That’s not the endgame, because advertisers don’t trust publishers: they need their ads to load from, and phone back to, servers that they control. If they trusted publishers enough to do something like you describe, they’d already be evading adblockers by just serving the ads from the publisher’s page.


I think you have it backwards. The advertisers can serve the publishers' content themselves, rather than the publishers serving the advertisers' content. See Google's AMP.

Of course, the publishers will need to trust the advertisers, but I don't see how they have much choice...


Pretty sure that website is not ADA-compliant.


But that'll be addressable when WASM gets its DOM bindings, won't it?, no different than lazy loading a page's content while placeholders appear first


Actually, the endgame is just serving you all the content from one machine, and tracking you on the backend.


Maybe you want to take a look at stealth [1] as you've seem to understood the real strength of a browser with a decentralized (and delegateable) request system.

Personally I don't think the strength of p2p is only trust, it's delegation. If you have peer to peer encryption running, the possibilities are endless.

Add a statistical "proof of authenticity" and you have an unbeatable anti censorship mechanism that can also identify in-page modifications and weed out malicious MITMs in between.

[1] https://github.com/tholian-network/stealth


It will be the 99% of the internet in ignorant bliss roaming the censored walled gardens, and the 1% in a constant arms race with ad tech writing scripts to separate the content from the adware and view with their hardware on their own terms. Who knew The Matrix would be so prophetic?


The idea you propose in your edit is basically Tor, no?


I am familiar with tor but wasn’t sure how it was implemented. After briefly checking the tor wiki it appears you are right.

I guess the only thing that’s necessary now is to set it up so that the node could be another mobile client. Maybe it’s possible with webrtc or an extension?


Just deliver the goods through the Advertisers systems. I think it will work until we have an AI based adblocker that can identify and remove the parts of the content that are advertisement.


"Near-path NAT"[1] has been suggested as a mechanism that browsers can use to proxy requests through an intermediate server, similar to what you suggest.

[1] https://github.com/bslassey/ip-blindness/blob/master/near_pa...


Wouldn't this just create a whole new set of privacy concerns if you're having random people MITM your traffic?

Even if it's encrypted, I feel like someone smarter than me would figure out how to do bad things with this.


Yeah that’s the main challenge. With TLS in theory it shouldn’t matter but not all pages are served with https. Managing self signed certificates would also be an issue.


> I almost wonder if this could be done safely in a decentralized manner. Everyone runs a BitTorrent like service and when you make a request the swarm proxies it to a specific node who then serves the page back to you.

> Under this scheme it would become impossible to trace who you are.

This is how i2p works, in a nutshell. Every i2p user is a node in the network for others to proxy through.

Unfortunately, hiding your IP and geographic location isn't enough to stop fingerprinting and other forms of de-anonymization.


The most prolific trackers already require authentication; this approach will lead to every website requiring authentication. Impossible to trace = easy to attack.


I think the endgame is machine learning based blocking and Apple/Mozilla disabling API's used for fingerprinting.

I think Google pre-emptively locked down Chrome API to prevent ML based blocking from working. This would explain their fixed URL block list and removing interactive API


I've been thinking about this too. But taking it a step further. Streaming not only web pages but apps from a virtualized enviornment .

#### EXCERPTED RECORDS

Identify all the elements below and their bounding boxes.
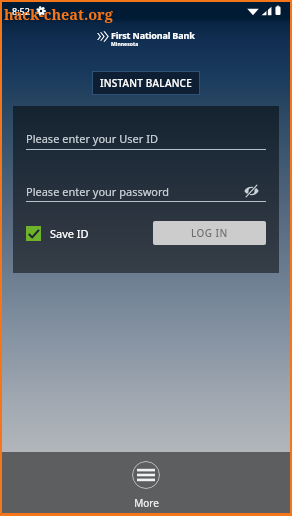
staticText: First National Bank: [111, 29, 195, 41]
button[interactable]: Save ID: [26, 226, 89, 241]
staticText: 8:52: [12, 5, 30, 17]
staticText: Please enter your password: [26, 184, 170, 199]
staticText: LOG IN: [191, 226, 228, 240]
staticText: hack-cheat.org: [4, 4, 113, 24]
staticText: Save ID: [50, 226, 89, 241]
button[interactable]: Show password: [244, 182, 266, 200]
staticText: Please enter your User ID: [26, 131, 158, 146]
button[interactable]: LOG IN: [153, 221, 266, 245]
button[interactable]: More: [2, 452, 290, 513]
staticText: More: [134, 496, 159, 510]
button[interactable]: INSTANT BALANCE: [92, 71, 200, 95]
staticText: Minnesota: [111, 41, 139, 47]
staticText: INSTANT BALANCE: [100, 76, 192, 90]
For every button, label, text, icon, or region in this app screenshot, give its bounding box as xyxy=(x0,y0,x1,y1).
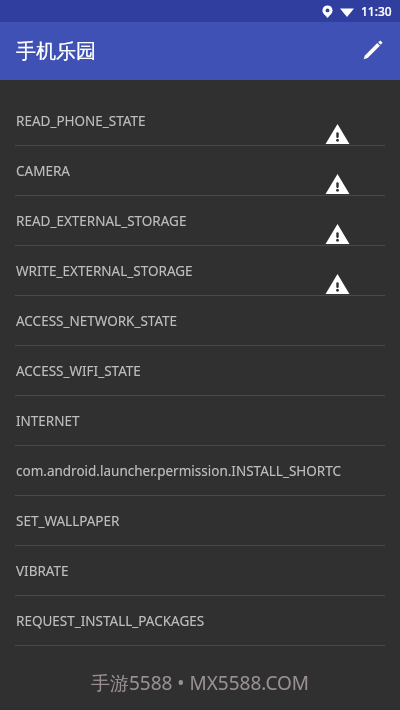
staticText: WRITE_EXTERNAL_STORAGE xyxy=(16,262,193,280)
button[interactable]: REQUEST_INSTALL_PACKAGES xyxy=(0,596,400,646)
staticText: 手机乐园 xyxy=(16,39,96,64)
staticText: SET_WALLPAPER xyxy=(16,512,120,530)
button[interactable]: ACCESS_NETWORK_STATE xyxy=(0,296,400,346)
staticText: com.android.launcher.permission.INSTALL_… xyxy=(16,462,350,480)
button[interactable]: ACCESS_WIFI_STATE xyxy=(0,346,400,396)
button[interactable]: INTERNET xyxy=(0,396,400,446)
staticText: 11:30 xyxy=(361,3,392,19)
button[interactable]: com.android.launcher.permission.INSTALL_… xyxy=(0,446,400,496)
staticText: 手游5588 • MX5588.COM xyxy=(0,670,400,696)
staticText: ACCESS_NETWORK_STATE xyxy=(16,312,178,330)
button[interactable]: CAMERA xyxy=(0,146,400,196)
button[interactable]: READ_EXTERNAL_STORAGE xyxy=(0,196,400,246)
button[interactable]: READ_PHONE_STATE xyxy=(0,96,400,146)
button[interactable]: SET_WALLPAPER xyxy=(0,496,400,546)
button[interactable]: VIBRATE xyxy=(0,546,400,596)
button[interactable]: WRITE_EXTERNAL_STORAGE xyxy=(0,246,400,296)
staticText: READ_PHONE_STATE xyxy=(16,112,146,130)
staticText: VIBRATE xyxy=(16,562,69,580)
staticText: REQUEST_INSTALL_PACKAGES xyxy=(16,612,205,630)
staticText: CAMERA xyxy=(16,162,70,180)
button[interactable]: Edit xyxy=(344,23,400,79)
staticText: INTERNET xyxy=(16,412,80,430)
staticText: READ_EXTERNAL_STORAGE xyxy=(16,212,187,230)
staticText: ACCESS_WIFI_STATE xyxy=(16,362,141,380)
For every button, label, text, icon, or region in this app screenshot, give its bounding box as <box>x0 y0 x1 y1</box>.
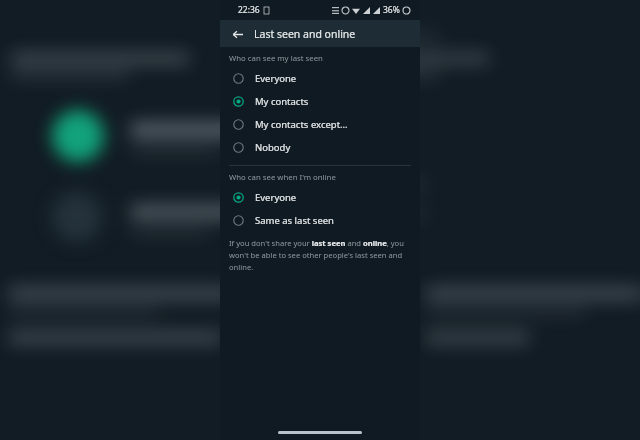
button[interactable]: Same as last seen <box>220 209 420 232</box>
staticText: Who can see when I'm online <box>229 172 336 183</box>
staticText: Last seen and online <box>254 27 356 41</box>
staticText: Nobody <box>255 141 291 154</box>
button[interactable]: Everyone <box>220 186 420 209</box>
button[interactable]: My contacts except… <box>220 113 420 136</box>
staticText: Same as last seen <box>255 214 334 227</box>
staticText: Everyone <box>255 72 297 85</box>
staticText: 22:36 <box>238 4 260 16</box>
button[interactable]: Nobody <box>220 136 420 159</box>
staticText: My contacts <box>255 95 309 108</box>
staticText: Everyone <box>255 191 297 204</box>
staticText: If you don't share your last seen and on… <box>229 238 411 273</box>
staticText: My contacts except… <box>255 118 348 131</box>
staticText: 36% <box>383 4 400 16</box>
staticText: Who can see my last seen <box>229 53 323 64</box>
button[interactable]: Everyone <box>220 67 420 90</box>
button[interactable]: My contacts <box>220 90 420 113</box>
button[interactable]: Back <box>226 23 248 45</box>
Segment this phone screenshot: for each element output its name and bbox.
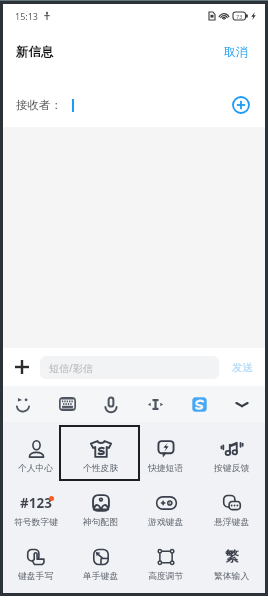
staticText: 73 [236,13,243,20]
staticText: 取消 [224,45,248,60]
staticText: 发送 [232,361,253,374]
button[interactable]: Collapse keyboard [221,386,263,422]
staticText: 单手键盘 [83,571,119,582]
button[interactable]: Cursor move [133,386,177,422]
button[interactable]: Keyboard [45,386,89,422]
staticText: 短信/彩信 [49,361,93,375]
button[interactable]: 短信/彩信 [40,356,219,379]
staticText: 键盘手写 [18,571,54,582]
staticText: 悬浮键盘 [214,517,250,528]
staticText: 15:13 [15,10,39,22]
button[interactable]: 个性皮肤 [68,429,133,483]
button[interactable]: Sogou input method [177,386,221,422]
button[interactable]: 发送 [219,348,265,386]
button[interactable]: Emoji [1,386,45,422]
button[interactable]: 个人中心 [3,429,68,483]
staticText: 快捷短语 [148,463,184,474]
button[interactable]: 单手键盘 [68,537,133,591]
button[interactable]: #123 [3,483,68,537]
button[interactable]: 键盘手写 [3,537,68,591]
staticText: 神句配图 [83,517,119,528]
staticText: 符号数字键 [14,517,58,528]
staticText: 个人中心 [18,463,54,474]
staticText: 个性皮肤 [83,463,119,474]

#### CHALLENGE
Continue the forum thread on ad blocking and tracking, starting right after its final sentence.

#### EXERCISE OUTPUT
I think this is a better approach than what I described - but how would we make it so the virtualization doesn’t expose fingerprints? With VirtualBox for example it’s possible to figure out you’re in a VM from outside the guest.


You would just need alot of users/be very popular. And then have a standardized vm


There already exist Linux distros which do this natively.


> the end game of adblocking

in the future, given sufficient CPU resources on the clients, another method could be browser page-rendering engines that use advanced machine learning image recognition to categorize and blank out ads, no matter where they come from.


The next step is simply proxying the tracker through the original website.

/img/logo.png?uuid=..&res=1920&os=MacOS&osv=11.2

and when heuristics catch up with that ...

/img/logo.png?757569643D2E2E267265733D31393230266F733D4D61634F53266F


In the limit, they can always send visitor statistics directly to whoever is paying, without involving your browser. This can be done entirely on the server side.

But these changes are still good for privacy. These direct-proxy endgame methods will hopefully make it harder for ad companies to detect ad-fraud, making the ads less economical to begin with.


The game isn't between the host wanting to push ads and the client wanting to block ads. It's a 3-way conflict between the client wanting to see the fewest ads, the advertiser wanting their ads to be seen by the most clients, and the site host wanting the most ads to be seen by each client. And neither side trusts either of the others. If the entire transaction was only carried out between the site and the client then the advertisers would have to believe that the reports being delivered to them by the site owner are accurate. And they know from experience not to believe it. So they insist on having clients tracked themselves or by a third-party (fourth-party?) which is where all the complicated connections, alternate domains, and bloated Javascript come from.


You could do the same thing with a separate subdomain like this—the CNAME strategy is just using DNS to point to your provider so you never have to serve analytics requests yourself. If you self-host analytics, CNAME blocking was never intended to nor will prevent that.


OK, we can still run some user script or have a browser setting, which removes the ?757569643D2E2E267265733D31393230266F733D4D61634F53266F part for things like images. What would be the level after that?


The endgame is that the browser is only a thin client (think VNC) and the actual website is rendered server-side.


I think for ads this might actually be an improvement (compared to no blocking). A big reason why ads continue to stink is because they always seem to be much more poorly optimized than the actual site. I'm probably being too optimistic though, they'll probably just move the slowdown to the server rather than on the client...


Then nightly releases or AB versions of pages that change the image file name, it's place in the Dom, the structure of the t tracking links, so user scripts are difficult to maintain. Or the tracking company could just develop a browser and convince 90 of internet users to use it, infiltrate the web standards committee to gain control of web features, release new features that are not standard but get widely adopted, make many websites check for user agents of browser to ensure they are using the tracking companies browser, so most other viable browsers fail, then implement their own tracking in the that browser that cannot be blocked by user Javascript, and release a whole new OS that has browsers without extensions, or the basic ability to manage the flow of your information .....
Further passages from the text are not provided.